=== EXCERPTED DATA ===
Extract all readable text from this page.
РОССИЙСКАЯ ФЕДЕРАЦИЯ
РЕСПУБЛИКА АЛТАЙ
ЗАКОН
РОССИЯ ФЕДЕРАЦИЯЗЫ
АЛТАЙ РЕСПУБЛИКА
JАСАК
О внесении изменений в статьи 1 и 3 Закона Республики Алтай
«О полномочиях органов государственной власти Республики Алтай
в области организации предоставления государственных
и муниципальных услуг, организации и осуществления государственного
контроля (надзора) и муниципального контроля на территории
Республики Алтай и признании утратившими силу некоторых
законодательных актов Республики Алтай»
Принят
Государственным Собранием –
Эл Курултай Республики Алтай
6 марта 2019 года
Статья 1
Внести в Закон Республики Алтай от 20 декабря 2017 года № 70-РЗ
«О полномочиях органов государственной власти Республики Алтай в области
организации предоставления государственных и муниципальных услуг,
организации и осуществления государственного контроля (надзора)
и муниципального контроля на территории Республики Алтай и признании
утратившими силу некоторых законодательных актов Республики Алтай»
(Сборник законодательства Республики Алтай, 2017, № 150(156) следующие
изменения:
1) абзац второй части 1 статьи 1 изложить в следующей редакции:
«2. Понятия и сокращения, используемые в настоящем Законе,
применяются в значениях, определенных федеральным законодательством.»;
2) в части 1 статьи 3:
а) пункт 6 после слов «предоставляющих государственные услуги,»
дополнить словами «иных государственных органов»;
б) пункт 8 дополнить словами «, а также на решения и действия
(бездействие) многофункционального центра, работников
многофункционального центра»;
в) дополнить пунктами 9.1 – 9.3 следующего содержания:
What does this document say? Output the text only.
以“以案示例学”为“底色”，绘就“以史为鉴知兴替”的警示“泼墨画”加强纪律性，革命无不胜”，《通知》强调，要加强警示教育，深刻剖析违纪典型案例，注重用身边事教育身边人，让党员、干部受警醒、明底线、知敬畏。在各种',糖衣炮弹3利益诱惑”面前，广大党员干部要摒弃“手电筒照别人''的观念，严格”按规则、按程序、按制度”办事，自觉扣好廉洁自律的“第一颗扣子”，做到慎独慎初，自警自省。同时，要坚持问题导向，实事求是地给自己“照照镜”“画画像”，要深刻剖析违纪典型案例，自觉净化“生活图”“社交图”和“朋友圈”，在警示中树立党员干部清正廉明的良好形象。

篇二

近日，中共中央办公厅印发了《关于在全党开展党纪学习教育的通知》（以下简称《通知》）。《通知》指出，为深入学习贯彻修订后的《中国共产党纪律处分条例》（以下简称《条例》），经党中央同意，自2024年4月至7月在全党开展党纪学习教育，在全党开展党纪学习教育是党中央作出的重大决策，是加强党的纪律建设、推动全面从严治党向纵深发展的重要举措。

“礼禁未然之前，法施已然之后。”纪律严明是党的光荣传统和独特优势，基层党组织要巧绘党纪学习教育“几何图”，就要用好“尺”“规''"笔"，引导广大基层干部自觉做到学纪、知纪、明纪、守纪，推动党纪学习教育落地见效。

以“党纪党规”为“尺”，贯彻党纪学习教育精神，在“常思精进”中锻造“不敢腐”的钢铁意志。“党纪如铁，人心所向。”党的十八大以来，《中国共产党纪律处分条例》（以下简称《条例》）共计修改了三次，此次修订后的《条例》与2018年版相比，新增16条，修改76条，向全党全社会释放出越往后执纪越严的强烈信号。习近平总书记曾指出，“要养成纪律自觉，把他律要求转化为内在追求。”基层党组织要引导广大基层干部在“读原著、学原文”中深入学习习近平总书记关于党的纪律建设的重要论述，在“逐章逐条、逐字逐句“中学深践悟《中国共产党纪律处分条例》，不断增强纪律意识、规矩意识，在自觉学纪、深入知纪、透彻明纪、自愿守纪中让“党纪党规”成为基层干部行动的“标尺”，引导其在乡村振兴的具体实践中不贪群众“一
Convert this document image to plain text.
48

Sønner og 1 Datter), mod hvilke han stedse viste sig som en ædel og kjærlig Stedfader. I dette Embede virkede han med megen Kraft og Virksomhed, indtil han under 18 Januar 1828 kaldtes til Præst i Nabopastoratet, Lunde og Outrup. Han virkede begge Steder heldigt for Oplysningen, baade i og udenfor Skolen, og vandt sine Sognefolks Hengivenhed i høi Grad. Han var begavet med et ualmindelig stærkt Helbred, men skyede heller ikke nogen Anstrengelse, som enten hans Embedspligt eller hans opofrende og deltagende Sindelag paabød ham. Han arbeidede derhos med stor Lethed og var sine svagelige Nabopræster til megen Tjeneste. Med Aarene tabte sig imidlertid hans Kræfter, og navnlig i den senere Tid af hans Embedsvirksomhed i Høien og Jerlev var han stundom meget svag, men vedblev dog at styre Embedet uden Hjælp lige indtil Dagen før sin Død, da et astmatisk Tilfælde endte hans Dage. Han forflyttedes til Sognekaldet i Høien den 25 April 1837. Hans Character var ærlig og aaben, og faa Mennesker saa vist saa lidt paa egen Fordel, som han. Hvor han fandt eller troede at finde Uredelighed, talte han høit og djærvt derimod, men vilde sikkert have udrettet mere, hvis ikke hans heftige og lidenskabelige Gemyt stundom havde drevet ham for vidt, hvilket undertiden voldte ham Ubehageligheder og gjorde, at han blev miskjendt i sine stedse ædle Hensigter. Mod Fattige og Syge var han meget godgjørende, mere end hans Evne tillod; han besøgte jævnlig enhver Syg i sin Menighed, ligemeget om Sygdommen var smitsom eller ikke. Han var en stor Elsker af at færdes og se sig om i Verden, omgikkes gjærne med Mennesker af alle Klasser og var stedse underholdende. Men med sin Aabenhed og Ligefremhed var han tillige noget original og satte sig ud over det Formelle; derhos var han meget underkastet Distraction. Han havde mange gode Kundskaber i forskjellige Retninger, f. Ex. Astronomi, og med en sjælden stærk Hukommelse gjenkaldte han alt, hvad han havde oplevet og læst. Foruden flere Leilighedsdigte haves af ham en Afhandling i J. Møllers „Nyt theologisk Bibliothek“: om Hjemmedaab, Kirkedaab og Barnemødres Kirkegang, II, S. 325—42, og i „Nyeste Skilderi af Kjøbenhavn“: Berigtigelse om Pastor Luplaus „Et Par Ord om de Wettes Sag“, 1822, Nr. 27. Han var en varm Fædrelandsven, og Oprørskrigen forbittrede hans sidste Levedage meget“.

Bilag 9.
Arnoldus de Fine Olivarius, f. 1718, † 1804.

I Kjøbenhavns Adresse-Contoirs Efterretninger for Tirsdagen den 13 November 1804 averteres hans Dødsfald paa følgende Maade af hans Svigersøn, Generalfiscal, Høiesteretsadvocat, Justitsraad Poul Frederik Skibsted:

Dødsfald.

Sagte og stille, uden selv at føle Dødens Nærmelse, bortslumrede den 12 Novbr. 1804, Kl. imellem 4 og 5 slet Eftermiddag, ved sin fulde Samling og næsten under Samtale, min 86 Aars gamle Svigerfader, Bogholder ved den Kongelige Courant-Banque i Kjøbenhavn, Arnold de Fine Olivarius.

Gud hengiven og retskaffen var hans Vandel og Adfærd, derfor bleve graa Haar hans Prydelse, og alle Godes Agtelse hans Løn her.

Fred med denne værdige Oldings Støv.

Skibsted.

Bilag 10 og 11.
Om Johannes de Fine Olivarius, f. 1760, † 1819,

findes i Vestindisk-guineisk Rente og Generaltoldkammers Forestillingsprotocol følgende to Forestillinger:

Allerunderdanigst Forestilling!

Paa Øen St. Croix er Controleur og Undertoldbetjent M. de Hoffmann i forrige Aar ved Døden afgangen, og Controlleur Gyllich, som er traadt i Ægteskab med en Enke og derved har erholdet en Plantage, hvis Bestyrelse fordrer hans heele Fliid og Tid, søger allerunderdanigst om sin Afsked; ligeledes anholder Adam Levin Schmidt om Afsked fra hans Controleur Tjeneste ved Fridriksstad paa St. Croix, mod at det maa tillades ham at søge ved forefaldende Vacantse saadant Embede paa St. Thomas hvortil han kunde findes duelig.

=== THE REQUEST ===
Report the number of lines containing the string "РЕСПУБЛИКА" and add nothing to it.

=== FULL ANSWER ===
2